■ TASK DIRECTIONS ■
Write the material out again, line by line, exactly as it is.

= = = = = = =

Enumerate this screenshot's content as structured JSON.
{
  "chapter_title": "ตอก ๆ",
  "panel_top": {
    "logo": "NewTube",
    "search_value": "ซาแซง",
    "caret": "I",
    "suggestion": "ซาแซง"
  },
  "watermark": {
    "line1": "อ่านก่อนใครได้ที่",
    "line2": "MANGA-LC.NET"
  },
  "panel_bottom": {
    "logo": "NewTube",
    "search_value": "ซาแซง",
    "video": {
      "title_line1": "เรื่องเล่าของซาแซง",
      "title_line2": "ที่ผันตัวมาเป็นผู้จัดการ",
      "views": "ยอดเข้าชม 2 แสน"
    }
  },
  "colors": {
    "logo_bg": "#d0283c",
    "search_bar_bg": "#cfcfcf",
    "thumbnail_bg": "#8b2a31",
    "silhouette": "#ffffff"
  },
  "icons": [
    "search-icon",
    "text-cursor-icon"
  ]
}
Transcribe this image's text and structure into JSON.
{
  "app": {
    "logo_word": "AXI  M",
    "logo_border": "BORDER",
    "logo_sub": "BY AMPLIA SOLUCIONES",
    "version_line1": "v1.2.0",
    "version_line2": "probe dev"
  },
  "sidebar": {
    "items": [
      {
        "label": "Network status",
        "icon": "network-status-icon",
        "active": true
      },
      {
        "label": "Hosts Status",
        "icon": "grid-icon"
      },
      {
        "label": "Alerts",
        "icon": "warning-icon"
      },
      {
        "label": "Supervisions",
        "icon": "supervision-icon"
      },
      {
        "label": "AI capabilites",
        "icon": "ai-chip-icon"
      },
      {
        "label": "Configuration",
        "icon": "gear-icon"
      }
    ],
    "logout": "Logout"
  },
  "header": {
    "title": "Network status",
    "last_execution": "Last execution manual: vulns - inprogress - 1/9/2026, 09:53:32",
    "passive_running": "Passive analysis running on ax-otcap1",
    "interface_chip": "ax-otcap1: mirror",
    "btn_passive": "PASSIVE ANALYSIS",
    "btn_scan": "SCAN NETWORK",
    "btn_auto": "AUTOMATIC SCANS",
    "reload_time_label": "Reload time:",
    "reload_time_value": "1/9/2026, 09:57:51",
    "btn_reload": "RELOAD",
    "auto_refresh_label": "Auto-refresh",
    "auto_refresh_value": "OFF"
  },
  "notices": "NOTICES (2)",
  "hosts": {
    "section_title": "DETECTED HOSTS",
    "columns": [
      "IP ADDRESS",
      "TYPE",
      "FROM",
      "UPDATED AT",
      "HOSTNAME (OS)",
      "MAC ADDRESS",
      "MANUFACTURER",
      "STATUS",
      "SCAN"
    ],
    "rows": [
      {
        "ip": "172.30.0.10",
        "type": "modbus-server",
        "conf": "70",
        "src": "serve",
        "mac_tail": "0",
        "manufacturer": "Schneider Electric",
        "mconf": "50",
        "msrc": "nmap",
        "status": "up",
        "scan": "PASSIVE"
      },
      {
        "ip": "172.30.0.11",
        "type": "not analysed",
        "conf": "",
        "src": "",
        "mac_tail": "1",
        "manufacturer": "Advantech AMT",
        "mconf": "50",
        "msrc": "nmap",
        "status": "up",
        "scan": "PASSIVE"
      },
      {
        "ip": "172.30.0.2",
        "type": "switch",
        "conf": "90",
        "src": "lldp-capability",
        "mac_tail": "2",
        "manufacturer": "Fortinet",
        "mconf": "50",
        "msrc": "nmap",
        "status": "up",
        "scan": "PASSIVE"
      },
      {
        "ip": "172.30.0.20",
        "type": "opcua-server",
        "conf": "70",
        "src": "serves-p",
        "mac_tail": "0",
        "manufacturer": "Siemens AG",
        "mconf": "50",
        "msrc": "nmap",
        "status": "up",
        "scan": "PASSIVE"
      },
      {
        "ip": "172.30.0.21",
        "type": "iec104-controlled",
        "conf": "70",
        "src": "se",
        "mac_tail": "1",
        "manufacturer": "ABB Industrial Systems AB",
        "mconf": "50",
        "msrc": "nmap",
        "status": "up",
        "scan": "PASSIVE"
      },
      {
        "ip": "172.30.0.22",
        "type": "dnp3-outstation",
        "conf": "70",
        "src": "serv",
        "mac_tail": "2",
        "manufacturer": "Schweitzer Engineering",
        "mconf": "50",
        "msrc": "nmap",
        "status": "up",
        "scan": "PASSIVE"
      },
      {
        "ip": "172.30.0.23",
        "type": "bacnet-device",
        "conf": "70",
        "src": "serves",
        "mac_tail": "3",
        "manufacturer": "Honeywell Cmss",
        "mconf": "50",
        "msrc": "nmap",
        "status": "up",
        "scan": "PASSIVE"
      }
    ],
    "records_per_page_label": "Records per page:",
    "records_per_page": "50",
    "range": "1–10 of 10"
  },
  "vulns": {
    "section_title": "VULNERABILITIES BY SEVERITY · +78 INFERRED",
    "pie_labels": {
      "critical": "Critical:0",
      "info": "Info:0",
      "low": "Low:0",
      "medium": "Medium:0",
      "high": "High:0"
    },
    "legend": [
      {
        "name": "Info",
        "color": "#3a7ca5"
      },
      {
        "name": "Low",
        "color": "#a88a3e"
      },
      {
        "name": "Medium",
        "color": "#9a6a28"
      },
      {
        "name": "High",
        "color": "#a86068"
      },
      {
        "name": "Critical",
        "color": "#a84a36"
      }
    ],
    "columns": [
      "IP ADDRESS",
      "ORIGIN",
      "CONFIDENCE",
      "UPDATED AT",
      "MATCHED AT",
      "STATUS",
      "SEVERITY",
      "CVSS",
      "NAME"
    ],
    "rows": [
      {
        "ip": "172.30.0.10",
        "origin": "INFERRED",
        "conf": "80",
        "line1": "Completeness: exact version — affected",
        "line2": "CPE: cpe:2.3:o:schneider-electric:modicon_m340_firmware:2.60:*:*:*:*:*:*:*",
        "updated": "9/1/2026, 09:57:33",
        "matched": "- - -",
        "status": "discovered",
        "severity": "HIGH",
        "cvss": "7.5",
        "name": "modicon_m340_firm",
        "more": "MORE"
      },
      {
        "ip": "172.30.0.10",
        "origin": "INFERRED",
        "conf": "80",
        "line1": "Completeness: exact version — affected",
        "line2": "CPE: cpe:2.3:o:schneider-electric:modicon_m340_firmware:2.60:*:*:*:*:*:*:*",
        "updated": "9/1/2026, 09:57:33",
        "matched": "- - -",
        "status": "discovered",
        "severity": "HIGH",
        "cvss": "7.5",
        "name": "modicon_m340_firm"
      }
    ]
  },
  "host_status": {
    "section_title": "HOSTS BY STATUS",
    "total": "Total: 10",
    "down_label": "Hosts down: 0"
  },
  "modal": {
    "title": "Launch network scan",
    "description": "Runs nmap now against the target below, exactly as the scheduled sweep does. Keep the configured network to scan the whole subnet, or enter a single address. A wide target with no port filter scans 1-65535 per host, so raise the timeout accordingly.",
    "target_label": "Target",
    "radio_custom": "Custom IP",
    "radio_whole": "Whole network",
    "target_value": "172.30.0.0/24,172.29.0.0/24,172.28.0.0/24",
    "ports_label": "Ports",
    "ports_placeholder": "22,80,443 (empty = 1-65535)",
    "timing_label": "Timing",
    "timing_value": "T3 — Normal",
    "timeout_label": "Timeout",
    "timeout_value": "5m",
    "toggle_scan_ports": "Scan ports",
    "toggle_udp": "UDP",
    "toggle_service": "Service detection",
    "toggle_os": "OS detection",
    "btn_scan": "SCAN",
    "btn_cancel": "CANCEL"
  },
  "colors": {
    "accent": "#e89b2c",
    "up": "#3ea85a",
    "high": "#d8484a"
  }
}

= = = = = = =

■ RESULT OF THIS EXERCISE ■
Enumerate this screenshot's content as structured JSON.
{
  "chapter_title": "ตอก ๆ",
  "panel_top": {
    "logo": "NewTube",
    "search_value": "ซาแซง",
    "caret": "I",
    "suggestion": "ซาแซง"
  },
  "watermark": {
    "line1": "อ่านก่อนใครได้ที่",
    "line2": "MANGA-LC.NET"
  },
  "panel_bottom": {
    "logo": "NewTube",
    "search_value": "ซาแซง",
    "video": {
      "title_line1": "เรื่องเล่าของซาแซง",
      "title_line2": "ที่ผันตัวมาเป็นผู้จัดการ",
      "views": "ยอดเข้าชม 2 แสน"
    }
  },
  "colors": {
    "logo_bg": "#d0283c",
    "search_bar_bg": "#cfcfcf",
    "thumbnail_bg": "#8b2a31",
    "silhouette": "#ffffff"
  },
  "icons": [
    "search-icon",
    "text-cursor-icon"
  ]
}
Transcribe this image's text and structure into JSON.
{
  "app": {
    "logo_word": "AXI  M",
    "logo_border": "BORDER",
    "logo_sub": "BY AMPLIA SOLUCIONES",
    "version_line1": "v1.2.0",
    "version_line2": "probe dev"
  },
  "sidebar": {
    "items": [
      {
        "label": "Network status",
        "icon": "network-status-icon",
        "active": true
      },
      {
        "label": "Hosts Status",
        "icon": "grid-icon"
      },
      {
        "label": "Alerts",
        "icon": "warning-icon"
      },
      {
        "label": "Supervisions",
        "icon": "supervision-icon"
      },
      {
        "label": "AI capabilites",
        "icon": "ai-chip-icon"
      },
      {
        "label": "Configuration",
        "icon": "gear-icon"
      }
    ],
    "logout": "Logout"
  },
  "header": {
    "title": "Network status",
    "last_execution": "Last execution manual: vulns - inprogress - 1/9/2026, 09:53:32",
    "passive_running": "Passive analysis running on ax-otcap1",
    "interface_chip": "ax-otcap1: mirror",
    "btn_passive": "PASSIVE ANALYSIS",
    "btn_scan": "SCAN NETWORK",
    "btn_auto": "AUTOMATIC SCANS",
    "reload_time_label": "Reload time:",
    "reload_time_value": "1/9/2026, 09:57:51",
    "btn_reload": "RELOAD",
    "auto_refresh_label": "Auto-refresh",
    "auto_refresh_value": "OFF"
  },
  "notices": "NOTICES (2)",
  "hosts": {
    "section_title": "DETECTED HOSTS",
    "columns": [
      "IP ADDRESS",
      "TYPE",
      "FROM",
      "UPDATED AT",
      "HOSTNAME (OS)",
      "MAC ADDRESS",
      "MANUFACTURER",
      "STATUS",
      "SCAN"
    ],
    "rows": [
      {
        "ip": "172.30.0.10",
        "type": "modbus-server",
        "conf": "70",
        "src": "serve",
        "mac_tail": "0",
        "manufacturer": "Schneider Electric",
        "mconf": "50",
        "msrc": "nmap",
        "status": "up",
        "scan": "PASSIVE"
      },
      {
        "ip": "172.30.0.11",
        "type": "not analysed",
        "conf": "",
        "src": "",
        "mac_tail": "1",
        "manufacturer": "Advantech AMT",
        "mconf": "50",
        "msrc": "nmap",
        "status": "up",
        "scan": "PASSIVE"
      },
      {
        "ip": "172.30.0.2",
        "type": "switch",
        "conf": "90",
        "src": "lldp-capability",
        "mac_tail": "2",
        "manufacturer": "Fortinet",
        "mconf": "50",
        "msrc": "nmap",
        "status": "up",
        "scan": "PASSIVE"
      },
      {
        "ip": "172.30.0.20",
        "type": "opcua-server",
        "conf": "70",
        "src": "serves-p",
        "mac_tail": "0",
        "manufacturer": "Siemens AG",
        "mconf": "50",
        "msrc": "nmap",
        "status": "up",
        "scan": "PASSIVE"
      },
      {
        "ip": "172.30.0.21",
        "type": "iec104-controlled",
        "conf": "70",
        "src": "se",
        "mac_tail": "1",
        "manufacturer": "ABB Industrial Systems AB",
        "mconf": "50",
        "msrc": "nmap",
        "status": "up",
        "scan": "PASSIVE"
      },
      {
        "ip": "172.30.0.22",
        "type": "dnp3-outstation",
        "conf": "70",
        "src": "serv",
        "mac_tail": "2",
        "manufacturer": "Schweitzer Engineering",
        "mconf": "50",
        "msrc": "nmap",
        "status": "up",
        "scan": "PASSIVE"
      },
      {
        "ip": "172.30.0.23",
        "type": "bacnet-device",
        "conf": "70",
        "src": "serves",
        "mac_tail": "3",
        "manufacturer": "Honeywell Cmss",
        "mconf": "50",
        "msrc": "nmap",
        "status": "up",
        "scan": "PASSIVE"
      }
    ],
    "records_per_page_label": "Records per page:",
    "records_per_page": "50",
    "range": "1–10 of 10"
  },
  "vulns": {
    "section_title": "VULNERABILITIES BY SEVERITY · +78 INFERRED",
    "pie_labels": {
      "critical": "Critical:0",
      "info": "Info:0",
      "low": "Low:0",
      "medium": "Medium:0",
      "high": "High:0"
    },
    "legend": [
      {
        "name": "Info",
        "color": "#3a7ca5"
      },
      {
        "name": "Low",
        "color": "#a88a3e"
      },
      {
        "name": "Medium",
        "color": "#9a6a28"
      },
      {
        "name": "High",
        "color": "#a86068"
      },
      {
        "name": "Critical",
        "color": "#a84a36"
      }
    ],
    "columns": [
      "IP ADDRESS",
      "ORIGIN",
      "CONFIDENCE",
      "UPDATED AT",
      "MATCHED AT",
      "STATUS",
      "SEVERITY",
      "CVSS",
      "NAME"
    ],
    "rows": [
      {
        "ip": "172.30.0.10",
        "origin": "INFERRED",
        "conf": "80",
        "line1": "Completeness: exact version — affected",
        "line2": "CPE: cpe:2.3:o:schneider-electric:modicon_m340_firmware:2.60:*:*:*:*:*:*:*",
        "updated": "9/1/2026, 09:57:33",
        "matched": "- - -",
        "status": "discovered",
        "severity": "HIGH",
        "cvss": "7.5",
        "name": "modicon_m340_firm",
        "more": "MORE"
      },
      {
        "ip": "172.30.0.10",
        "origin": "INFERRED",
        "conf": "80",
        "line1": "Completeness: exact version — affected",
        "line2": "CPE: cpe:2.3:o:schneider-electric:modicon_m340_firmware:2.60:*:*:*:*:*:*:*",
        "updated": "9/1/2026, 09:57:33",
        "matched": "- - -",
        "status": "discovered",
        "severity": "HIGH",
        "cvss": "7.5",
        "name": "modicon_m340_firm"
      }
    ]
  },
  "host_status": {
    "section_title": "HOSTS BY STATUS",
    "total": "Total: 10",
    "down_label": "Hosts down: 0"
  },
  "modal": {
    "title": "Launch network scan",
    "description": "Runs nmap now against the target below, exactly as the scheduled sweep does. Keep the configured network to scan the whole subnet, or enter a single address. A wide target with no port filter scans 1-65535 per host, so raise the timeout accordingly.",
    "target_label": "Target",
    "radio_custom": "Custom IP",
    "radio_whole": "Whole network",
    "target_value": "172.30.0.0/24,172.29.0.0/24,172.28.0.0/24",
    "ports_label": "Ports",
    "ports_placeholder": "22,80,443 (empty = 1-65535)",
    "timing_label": "Timing",
    "timing_value": "T3 — Normal",
    "timeout_label": "Timeout",
    "timeout_value": "5m",
    "toggle_scan_ports": "Scan ports",
    "toggle_udp": "UDP",
    "toggle_service": "Service detection",
    "toggle_os": "OS detection",
    "btn_scan": "SCAN",
    "btn_cancel": "CANCEL"
  },
  "colors": {
    "accent": "#e89b2c",
    "up": "#3ea85a",
    "high": "#d8484a"
  }
}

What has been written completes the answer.